• What needs to be done:
The records below are to be quoted in full; please keep every word exact.

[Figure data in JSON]
━━━━━━━━━━━━━━━━━━━━
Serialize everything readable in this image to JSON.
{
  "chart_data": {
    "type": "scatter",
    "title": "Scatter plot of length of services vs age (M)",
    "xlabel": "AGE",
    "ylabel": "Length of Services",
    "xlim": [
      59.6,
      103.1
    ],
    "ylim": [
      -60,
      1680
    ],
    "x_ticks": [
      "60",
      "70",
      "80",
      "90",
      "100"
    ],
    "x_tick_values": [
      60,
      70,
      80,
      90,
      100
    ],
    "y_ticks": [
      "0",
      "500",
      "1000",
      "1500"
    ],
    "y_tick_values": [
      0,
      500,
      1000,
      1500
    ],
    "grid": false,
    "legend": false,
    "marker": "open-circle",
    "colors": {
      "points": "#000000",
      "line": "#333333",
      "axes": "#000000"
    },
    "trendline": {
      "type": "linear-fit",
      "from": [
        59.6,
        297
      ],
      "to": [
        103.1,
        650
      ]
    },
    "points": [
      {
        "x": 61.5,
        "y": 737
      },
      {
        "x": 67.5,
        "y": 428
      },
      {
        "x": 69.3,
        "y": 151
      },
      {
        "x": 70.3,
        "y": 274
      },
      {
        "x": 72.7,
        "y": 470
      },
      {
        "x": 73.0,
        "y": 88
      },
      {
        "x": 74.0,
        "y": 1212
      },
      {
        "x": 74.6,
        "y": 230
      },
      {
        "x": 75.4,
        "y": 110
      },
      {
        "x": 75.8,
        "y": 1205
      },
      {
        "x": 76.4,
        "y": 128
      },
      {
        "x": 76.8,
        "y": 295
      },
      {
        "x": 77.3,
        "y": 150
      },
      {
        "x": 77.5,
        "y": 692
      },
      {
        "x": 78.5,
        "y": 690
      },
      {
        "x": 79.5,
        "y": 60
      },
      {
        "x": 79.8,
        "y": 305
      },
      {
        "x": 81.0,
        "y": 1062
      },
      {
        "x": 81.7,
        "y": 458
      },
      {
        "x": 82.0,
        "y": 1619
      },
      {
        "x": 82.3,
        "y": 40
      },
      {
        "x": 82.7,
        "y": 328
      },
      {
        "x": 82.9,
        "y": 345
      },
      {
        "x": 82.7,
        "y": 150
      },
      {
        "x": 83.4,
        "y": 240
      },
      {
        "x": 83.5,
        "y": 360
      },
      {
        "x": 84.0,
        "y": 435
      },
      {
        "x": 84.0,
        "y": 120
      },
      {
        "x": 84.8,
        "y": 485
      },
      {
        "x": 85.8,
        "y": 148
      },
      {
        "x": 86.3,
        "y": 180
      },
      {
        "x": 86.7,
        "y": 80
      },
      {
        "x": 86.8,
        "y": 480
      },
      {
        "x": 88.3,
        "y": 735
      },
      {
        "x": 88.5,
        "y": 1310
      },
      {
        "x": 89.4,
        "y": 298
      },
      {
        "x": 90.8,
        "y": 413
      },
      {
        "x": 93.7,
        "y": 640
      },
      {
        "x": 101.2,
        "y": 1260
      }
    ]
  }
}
━━━━━━━━━━━━━━━━━━━━
• Full response:
Serialize everything readable in this image to JSON.
{
  "chart_data": {
    "type": "scatter",
    "title": "Scatter plot of length of services vs age (M)",
    "xlabel": "AGE",
    "ylabel": "Length of Services",
    "xlim": [
      59.6,
      103.1
    ],
    "ylim": [
      -60,
      1680
    ],
    "x_ticks": [
      "60",
      "70",
      "80",
      "90",
      "100"
    ],
    "x_tick_values": [
      60,
      70,
      80,
      90,
      100
    ],
    "y_ticks": [
      "0",
      "500",
      "1000",
      "1500"
    ],
    "y_tick_values": [
      0,
      500,
      1000,
      1500
    ],
    "grid": false,
    "legend": false,
    "marker": "open-circle",
    "colors": {
      "points": "#000000",
      "line": "#333333",
      "axes": "#000000"
    },
    "trendline": {
      "type": "linear-fit",
      "from": [
        59.6,
        297
      ],
      "to": [
        103.1,
        650
      ]
    },
    "points": [
      {
        "x": 61.5,
        "y": 737
      },
      {
        "x": 67.5,
        "y": 428
      },
      {
        "x": 69.3,
        "y": 151
      },
      {
        "x": 70.3,
        "y": 274
      },
      {
        "x": 72.7,
        "y": 470
      },
      {
        "x": 73.0,
        "y": 88
      },
      {
        "x": 74.0,
        "y": 1212
      },
      {
        "x": 74.6,
        "y": 230
      },
      {
        "x": 75.4,
        "y": 110
      },
      {
        "x": 75.8,
        "y": 1205
      },
      {
        "x": 76.4,
        "y": 128
      },
      {
        "x": 76.8,
        "y": 295
      },
      {
        "x": 77.3,
        "y": 150
      },
      {
        "x": 77.5,
        "y": 692
      },
      {
        "x": 78.5,
        "y": 690
      },
      {
        "x": 79.5,
        "y": 60
      },
      {
        "x": 79.8,
        "y": 305
      },
      {
        "x": 81.0,
        "y": 1062
      },
      {
        "x": 81.7,
        "y": 458
      },
      {
        "x": 82.0,
        "y": 1619
      },
      {
        "x": 82.3,
        "y": 40
      },
      {
        "x": 82.7,
        "y": 328
      },
      {
        "x": 82.9,
        "y": 345
      },
      {
        "x": 82.7,
        "y": 150
      },
      {
        "x": 83.4,
        "y": 240
      },
      {
        "x": 83.5,
        "y": 360
      },
      {
        "x": 84.0,
        "y": 435
      },
      {
        "x": 84.0,
        "y": 120
      },
      {
        "x": 84.8,
        "y": 485
      },
      {
        "x": 85.8,
        "y": 148
      },
      {
        "x": 86.3,
        "y": 180
      },
      {
        "x": 86.7,
        "y": 80
      },
      {
        "x": 86.8,
        "y": 480
      },
      {
        "x": 88.3,
        "y": 735
      },
      {
        "x": 88.5,
        "y": 1310
      },
      {
        "x": 89.4,
        "y": 298
      },
      {
        "x": 90.8,
        "y": 413
      },
      {
        "x": 93.7,
        "y": 640
      },
      {
        "x": 101.2,
        "y": 1260
      }
    ]
  }
}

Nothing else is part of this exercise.